Present each line of the entries below that holds the word "vereh".

- **PROVIDED INFORMATION**:
******************************
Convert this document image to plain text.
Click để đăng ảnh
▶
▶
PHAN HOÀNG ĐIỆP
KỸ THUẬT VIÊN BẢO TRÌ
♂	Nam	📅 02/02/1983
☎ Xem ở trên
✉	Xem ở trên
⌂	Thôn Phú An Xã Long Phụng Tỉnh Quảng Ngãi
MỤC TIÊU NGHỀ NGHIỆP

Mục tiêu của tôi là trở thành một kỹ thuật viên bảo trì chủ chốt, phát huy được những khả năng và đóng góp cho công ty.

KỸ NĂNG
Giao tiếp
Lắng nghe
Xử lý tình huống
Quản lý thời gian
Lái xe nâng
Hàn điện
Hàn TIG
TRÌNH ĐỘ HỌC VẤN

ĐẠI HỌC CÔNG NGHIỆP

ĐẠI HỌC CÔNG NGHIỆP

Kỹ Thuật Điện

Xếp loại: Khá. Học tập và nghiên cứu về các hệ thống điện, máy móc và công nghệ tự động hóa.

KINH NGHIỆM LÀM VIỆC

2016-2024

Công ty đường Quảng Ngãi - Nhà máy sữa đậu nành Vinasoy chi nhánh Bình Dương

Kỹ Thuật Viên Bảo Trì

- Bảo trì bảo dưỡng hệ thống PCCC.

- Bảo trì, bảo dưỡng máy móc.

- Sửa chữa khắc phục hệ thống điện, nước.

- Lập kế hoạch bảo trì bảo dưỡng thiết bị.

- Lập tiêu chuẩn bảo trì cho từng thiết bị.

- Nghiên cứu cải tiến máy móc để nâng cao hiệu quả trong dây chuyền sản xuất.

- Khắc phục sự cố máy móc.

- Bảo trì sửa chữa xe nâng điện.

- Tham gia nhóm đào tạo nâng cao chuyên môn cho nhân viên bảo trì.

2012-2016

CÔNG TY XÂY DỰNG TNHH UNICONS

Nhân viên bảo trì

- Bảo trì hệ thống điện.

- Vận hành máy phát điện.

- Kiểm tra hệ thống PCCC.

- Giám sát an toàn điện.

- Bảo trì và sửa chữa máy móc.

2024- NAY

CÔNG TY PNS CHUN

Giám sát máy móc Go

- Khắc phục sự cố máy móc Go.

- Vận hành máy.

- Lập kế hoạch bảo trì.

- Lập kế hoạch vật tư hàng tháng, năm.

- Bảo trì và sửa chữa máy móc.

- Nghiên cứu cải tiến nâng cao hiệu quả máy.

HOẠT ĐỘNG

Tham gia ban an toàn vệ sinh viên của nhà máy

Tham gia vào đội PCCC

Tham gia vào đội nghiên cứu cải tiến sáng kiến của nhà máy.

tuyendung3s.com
******************************
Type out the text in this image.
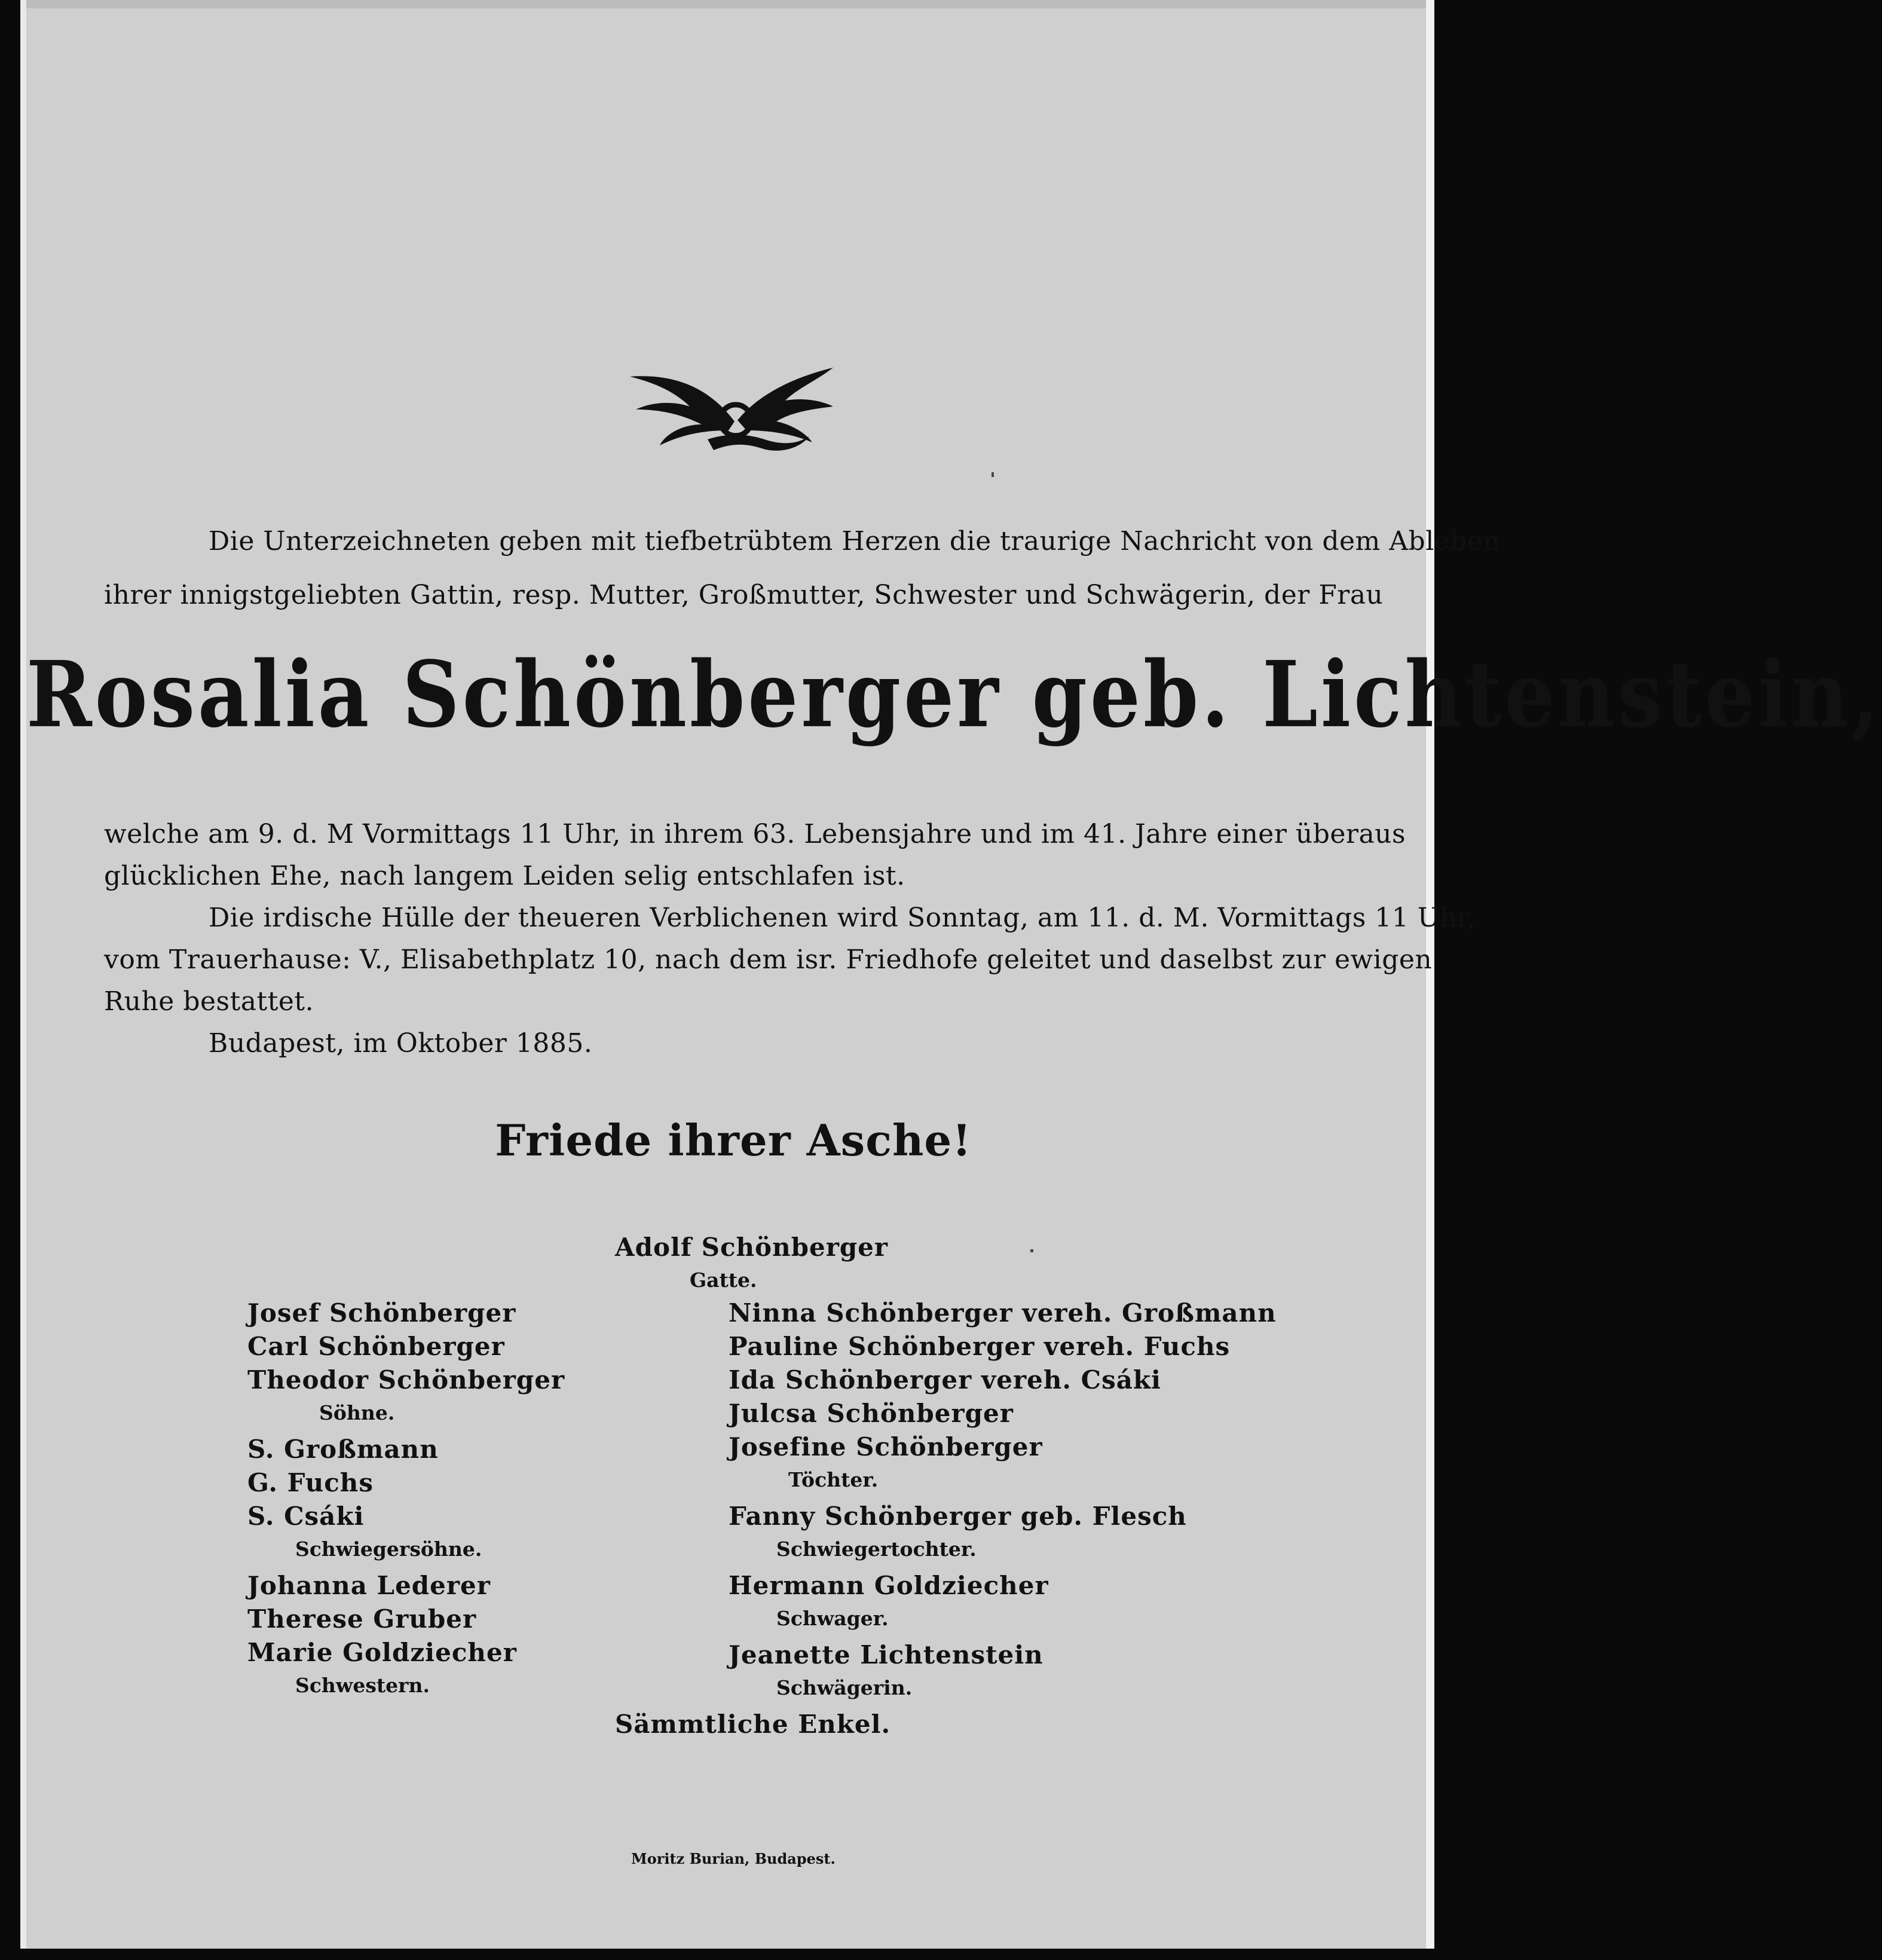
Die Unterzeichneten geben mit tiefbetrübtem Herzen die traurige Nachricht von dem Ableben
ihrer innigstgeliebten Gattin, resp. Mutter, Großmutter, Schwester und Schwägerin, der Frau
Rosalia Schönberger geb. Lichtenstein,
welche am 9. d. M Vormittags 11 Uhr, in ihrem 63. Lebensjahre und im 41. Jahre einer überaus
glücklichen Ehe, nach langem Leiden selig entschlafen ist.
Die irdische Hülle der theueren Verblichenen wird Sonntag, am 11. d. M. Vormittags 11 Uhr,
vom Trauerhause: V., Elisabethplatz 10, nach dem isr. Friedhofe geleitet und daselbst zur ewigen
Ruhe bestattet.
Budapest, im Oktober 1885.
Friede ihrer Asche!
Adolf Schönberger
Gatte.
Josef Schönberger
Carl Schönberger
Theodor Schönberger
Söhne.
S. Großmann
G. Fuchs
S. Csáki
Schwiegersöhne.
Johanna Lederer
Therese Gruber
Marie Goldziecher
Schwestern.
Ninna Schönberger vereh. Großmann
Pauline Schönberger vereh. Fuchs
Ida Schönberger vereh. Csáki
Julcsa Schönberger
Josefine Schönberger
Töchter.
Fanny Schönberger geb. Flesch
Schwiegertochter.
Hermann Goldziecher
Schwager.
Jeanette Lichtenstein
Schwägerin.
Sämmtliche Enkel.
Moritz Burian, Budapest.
******************************
- **RIGHT ANSWER**:
Ninna Schönberger vereh. Großmann
Pauline Schönberger vereh. Fuchs
Ida Schönberger vereh. Csáki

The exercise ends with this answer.